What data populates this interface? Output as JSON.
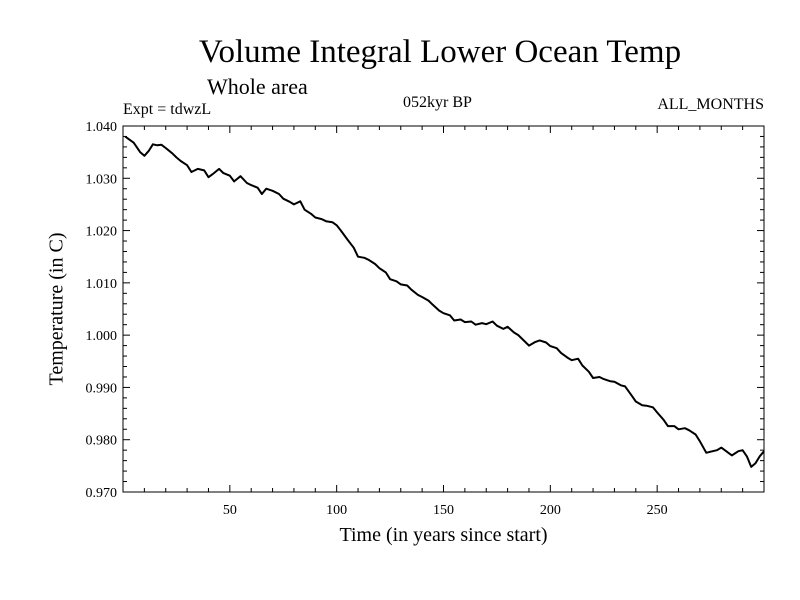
{
  "chart_data": {
    "type": "line",
    "title": "Volume Integral Lower Ocean Temp",
    "subtitle": "Whole area",
    "annotations": {
      "left": "Expt = tdwzL",
      "center": "052kyr BP",
      "right": "ALL_MONTHS"
    },
    "xlabel": "Time (in years since start)",
    "ylabel": "Temperature (in C)",
    "xlim": [
      0,
      300
    ],
    "ylim": [
      0.97,
      1.04
    ],
    "xticks": [
      50,
      100,
      150,
      200,
      250
    ],
    "xtick_labels": [
      "50",
      "100",
      "150",
      "200",
      "250"
    ],
    "yticks": [
      0.97,
      0.98,
      0.99,
      1.0,
      1.01,
      1.02,
      1.03,
      1.04
    ],
    "ytick_labels": [
      "0.970",
      "0.980",
      "0.990",
      "1.000",
      "1.010",
      "1.020",
      "1.030",
      "1.040"
    ],
    "grid": false,
    "line_color": "#000000",
    "series": [
      {
        "x": [
          1,
          5,
          8,
          10,
          12,
          14,
          16,
          18,
          20,
          23,
          25,
          27,
          30,
          32,
          35,
          38,
          40,
          42,
          45,
          47,
          50,
          52,
          55,
          58,
          60,
          63,
          65,
          67,
          70,
          73,
          75,
          78,
          80,
          83,
          85,
          88,
          90,
          93,
          95,
          98,
          100,
          102,
          105,
          108,
          110,
          113,
          115,
          118,
          120,
          123,
          125,
          128,
          130,
          133,
          135,
          138,
          140,
          143,
          145,
          148,
          150,
          153,
          155,
          158,
          160,
          163,
          165,
          168,
          170,
          173,
          175,
          178,
          180,
          183,
          185,
          188,
          190,
          193,
          195,
          198,
          200,
          203,
          205,
          208,
          210,
          213,
          215,
          218,
          220,
          223,
          225,
          228,
          230,
          233,
          235,
          238,
          240,
          243,
          245,
          248,
          250,
          253,
          255,
          258,
          260,
          263,
          265,
          268,
          270,
          273,
          275,
          278,
          280,
          283,
          285,
          288,
          290,
          292,
          294,
          296,
          298,
          300
        ],
        "y": [
          1.038,
          1.0368,
          1.035,
          1.0343,
          1.0352,
          1.0365,
          1.0363,
          1.0364,
          1.0358,
          1.0348,
          1.034,
          1.0333,
          1.0325,
          1.0312,
          1.0318,
          1.0315,
          1.0302,
          1.0308,
          1.0318,
          1.031,
          1.0305,
          1.0294,
          1.0304,
          1.0291,
          1.0287,
          1.0282,
          1.027,
          1.028,
          1.0276,
          1.027,
          1.0261,
          1.0255,
          1.025,
          1.0256,
          1.024,
          1.0232,
          1.0225,
          1.0222,
          1.0218,
          1.0216,
          1.021,
          1.02,
          1.0183,
          1.0167,
          1.015,
          1.0148,
          1.0144,
          1.0136,
          1.0128,
          1.012,
          1.0107,
          1.0103,
          1.0097,
          1.0095,
          1.0087,
          1.0077,
          1.0073,
          1.0066,
          1.0058,
          1.0047,
          1.0042,
          1.0038,
          1.0028,
          1.003,
          1.0025,
          1.0026,
          1.002,
          1.0023,
          1.0021,
          1.0026,
          1.0018,
          1.0012,
          1.0016,
          1.0005,
          1.0,
          0.9988,
          0.998,
          0.9987,
          0.999,
          0.9986,
          0.9979,
          0.9975,
          0.9966,
          0.9957,
          0.9952,
          0.9955,
          0.9942,
          0.993,
          0.9918,
          0.992,
          0.9916,
          0.9912,
          0.9911,
          0.9904,
          0.9902,
          0.9885,
          0.9873,
          0.9866,
          0.9865,
          0.9862,
          0.9852,
          0.9838,
          0.9826,
          0.9826,
          0.982,
          0.9822,
          0.9818,
          0.981,
          0.9797,
          0.9775,
          0.9777,
          0.978,
          0.9785,
          0.9776,
          0.977,
          0.9778,
          0.978,
          0.9768,
          0.9748,
          0.9755,
          0.9768,
          0.9778
        ]
      }
    ]
  }
}
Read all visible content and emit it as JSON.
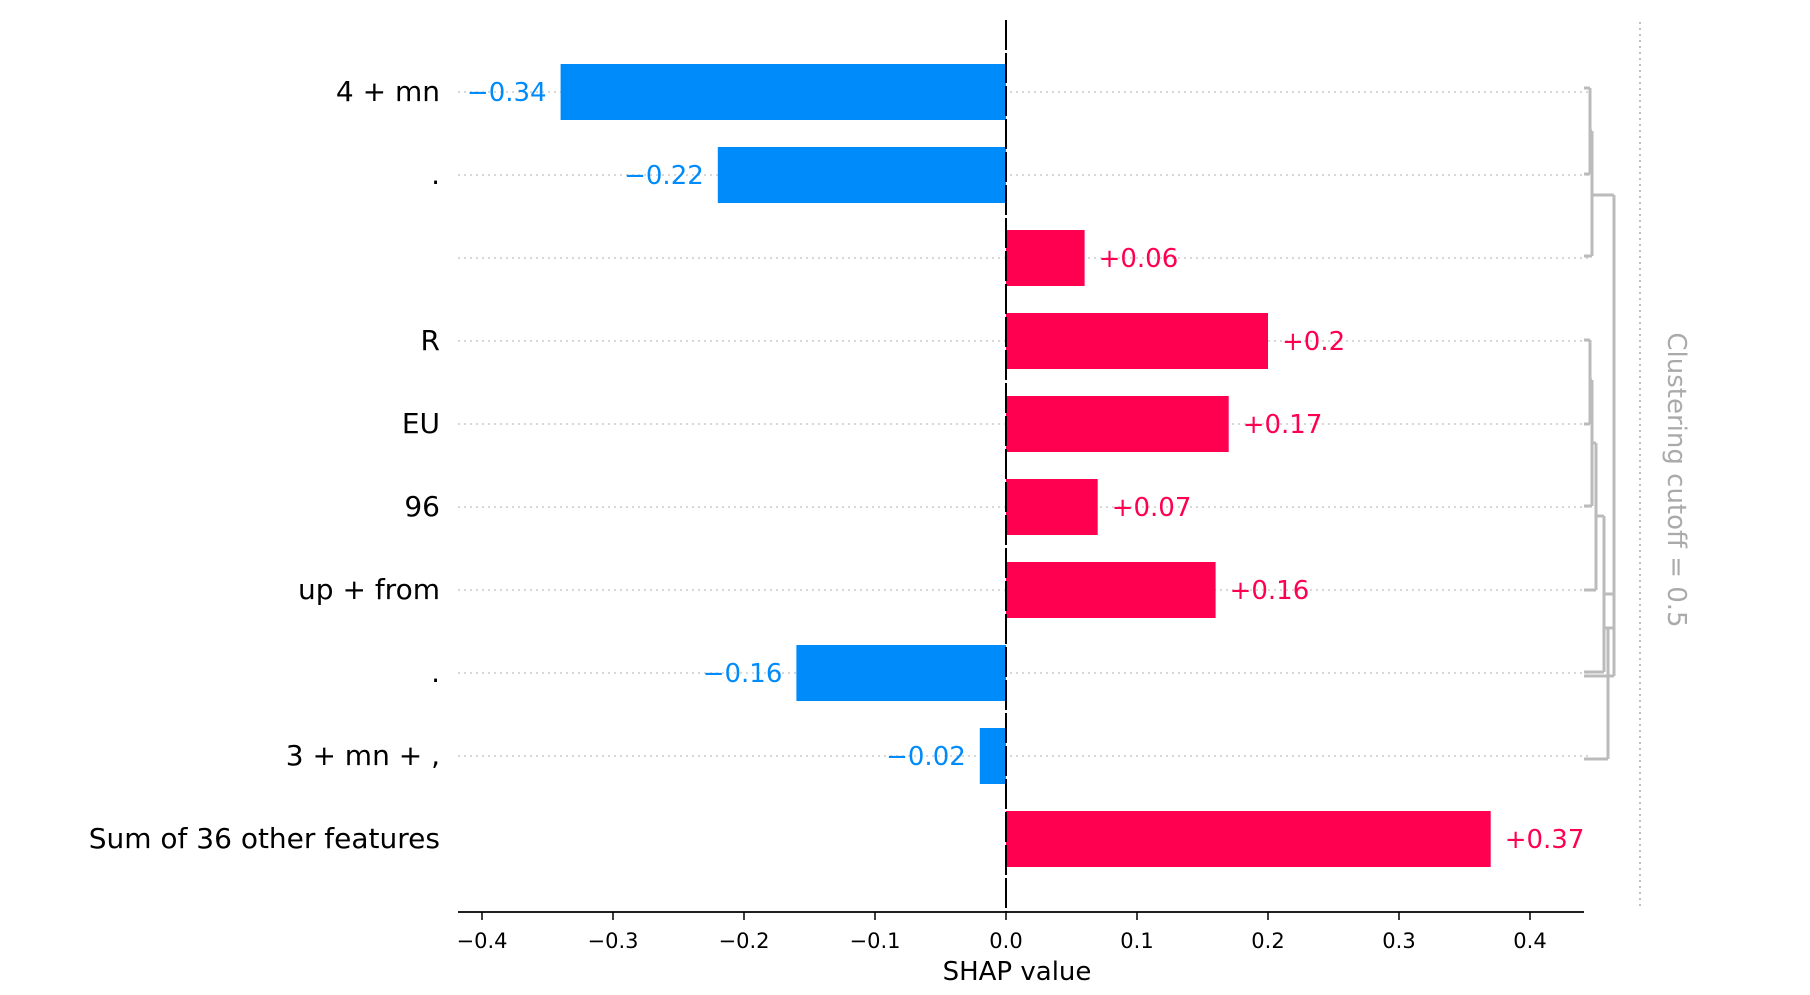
{
  "chart_data": {
    "type": "bar",
    "orientation": "horizontal",
    "categories": [
      "4 + mn",
      ".",
      "",
      "R",
      "EU",
      "96",
      "up + from",
      ".",
      "3 + mn + ,",
      "Sum of 36 other features"
    ],
    "values": [
      -0.34,
      -0.22,
      0.06,
      0.2,
      0.17,
      0.07,
      0.16,
      -0.16,
      -0.02,
      0.37
    ],
    "value_labels": [
      "−0.34",
      "−0.22",
      "+0.06",
      "+0.2",
      "+0.17",
      "+0.07",
      "+0.16",
      "−0.16",
      "−0.02",
      "+0.37"
    ],
    "xlabel": "SHAP value",
    "xlim": [
      -0.42,
      0.44
    ],
    "xticks": [
      -0.4,
      -0.3,
      -0.2,
      -0.1,
      0.0,
      0.1,
      0.2,
      0.3,
      0.4
    ],
    "xtick_labels": [
      "−0.4",
      "−0.3",
      "−0.2",
      "−0.1",
      "0.0",
      "0.1",
      "0.2",
      "0.3",
      "0.4"
    ],
    "grid": "dotted horizontal",
    "colors": {
      "positive": "#ff0051",
      "negative": "#008bfb",
      "dendrogram": "#bbbbbb",
      "cutoff": "#aaaaaa"
    },
    "dendrogram": {
      "cutoff_label": "Clustering cutoff = 0.5",
      "cutoff_value": 0.5
    }
  }
}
....
Exercise prompt
Exclude the images and reproduce the remaining data exactly.

Answer to this exercise
What data populates this interface? Output as JSON.
{
  "chart_data": {
    "type": "line",
    "title": "Volume Integral Lower Ocean Temp",
    "subtitle": "Whole area",
    "annotations": {
      "left": "Expt = tdwzL",
      "center": "052kyr BP",
      "right": "ALL_MONTHS"
    },
    "xlabel": "Time (in years since start)",
    "ylabel": "Temperature (in C)",
    "xlim": [
      0,
      300
    ],
    "ylim": [
      0.97,
      1.04
    ],
    "xticks": [
      50,
      100,
      150,
      200,
      250
    ],
    "xtick_labels": [
      "50",
      "100",
      "150",
      "200",
      "250"
    ],
    "yticks": [
      0.97,
      0.98,
      0.99,
      1.0,
      1.01,
      1.02,
      1.03,
      1.04
    ],
    "ytick_labels": [
      "0.970",
      "0.980",
      "0.990",
      "1.000",
      "1.010",
      "1.020",
      "1.030",
      "1.040"
    ],
    "grid": false,
    "line_color": "#000000",
    "series": [
      {
        "x": [
          1,
          5,
          8,
          10,
          12,
          14,
          16,
          18,
          20,
          23,
          25,
          27,
          30,
          32,
          35,
          38,
          40,
          42,
          45,
          47,
          50,
          52,
          55,
          58,
          60,
          63,
          65,
          67,
          70,
          73,
          75,
          78,
          80,
          83,
          85,
          88,
          90,
          93,
          95,
          98,
          100,
          102,
          105,
          108,
          110,
          113,
          115,
          118,
          120,
          123,
          125,
          128,
          130,
          133,
          135,
          138,
          140,
          143,
          145,
          148,
          150,
          153,
          155,
          158,
          160,
          163,
          165,
          168,
          170,
          173,
          175,
          178,
          180,
          183,
          185,
          188,
          190,
          193,
          195,
          198,
          200,
          203,
          205,
          208,
          210,
          213,
          215,
          218,
          220,
          223,
          225,
          228,
          230,
          233,
          235,
          238,
          240,
          243,
          245,
          248,
          250,
          253,
          255,
          258,
          260,
          263,
          265,
          268,
          270,
          273,
          275,
          278,
          280,
          283,
          285,
          288,
          290,
          292,
          294,
          296,
          298,
          300
        ],
        "y": [
          1.038,
          1.0368,
          1.035,
          1.0343,
          1.0352,
          1.0365,
          1.0363,
          1.0364,
          1.0358,
          1.0348,
          1.034,
          1.0333,
          1.0325,
          1.0312,
          1.0318,
          1.0315,
          1.0302,
          1.0308,
          1.0318,
          1.031,
          1.0305,
          1.0294,
          1.0304,
          1.0291,
          1.0287,
          1.0282,
          1.027,
          1.028,
          1.0276,
          1.027,
          1.0261,
          1.0255,
          1.025,
          1.0256,
          1.024,
          1.0232,
          1.0225,
          1.0222,
          1.0218,
          1.0216,
          1.021,
          1.02,
          1.0183,
          1.0167,
          1.015,
          1.0148,
          1.0144,
          1.0136,
          1.0128,
          1.012,
          1.0107,
          1.0103,
          1.0097,
          1.0095,
          1.0087,
          1.0077,
          1.0073,
          1.0066,
          1.0058,
          1.0047,
          1.0042,
          1.0038,
          1.0028,
          1.003,
          1.0025,
          1.0026,
          1.002,
          1.0023,
          1.0021,
          1.0026,
          1.0018,
          1.0012,
          1.0016,
          1.0005,
          1.0,
          0.9988,
          0.998,
          0.9987,
          0.999,
          0.9986,
          0.9979,
          0.9975,
          0.9966,
          0.9957,
          0.9952,
          0.9955,
          0.9942,
          0.993,
          0.9918,
          0.992,
          0.9916,
          0.9912,
          0.9911,
          0.9904,
          0.9902,
          0.9885,
          0.9873,
          0.9866,
          0.9865,
          0.9862,
          0.9852,
          0.9838,
          0.9826,
          0.9826,
          0.982,
          0.9822,
          0.9818,
          0.981,
          0.9797,
          0.9775,
          0.9777,
          0.978,
          0.9785,
          0.9776,
          0.977,
          0.9778,
          0.978,
          0.9768,
          0.9748,
          0.9755,
          0.9768,
          0.9778
        ]
      }
    ]
  }
}
Read all visible content and emit it as JSON.
{
  "chart_data": {
    "type": "bar",
    "orientation": "horizontal",
    "categories": [
      "4 + mn",
      ".",
      "",
      "R",
      "EU",
      "96",
      "up + from",
      ".",
      "3 + mn + ,",
      "Sum of 36 other features"
    ],
    "values": [
      -0.34,
      -0.22,
      0.06,
      0.2,
      0.17,
      0.07,
      0.16,
      -0.16,
      -0.02,
      0.37
    ],
    "value_labels": [
      "−0.34",
      "−0.22",
      "+0.06",
      "+0.2",
      "+0.17",
      "+0.07",
      "+0.16",
      "−0.16",
      "−0.02",
      "+0.37"
    ],
    "xlabel": "SHAP value",
    "xlim": [
      -0.42,
      0.44
    ],
    "xticks": [
      -0.4,
      -0.3,
      -0.2,
      -0.1,
      0.0,
      0.1,
      0.2,
      0.3,
      0.4
    ],
    "xtick_labels": [
      "−0.4",
      "−0.3",
      "−0.2",
      "−0.1",
      "0.0",
      "0.1",
      "0.2",
      "0.3",
      "0.4"
    ],
    "grid": "dotted horizontal",
    "colors": {
      "positive": "#ff0051",
      "negative": "#008bfb",
      "dendrogram": "#bbbbbb",
      "cutoff": "#aaaaaa"
    },
    "dendrogram": {
      "cutoff_label": "Clustering cutoff = 0.5",
      "cutoff_value": 0.5
    }
  }
}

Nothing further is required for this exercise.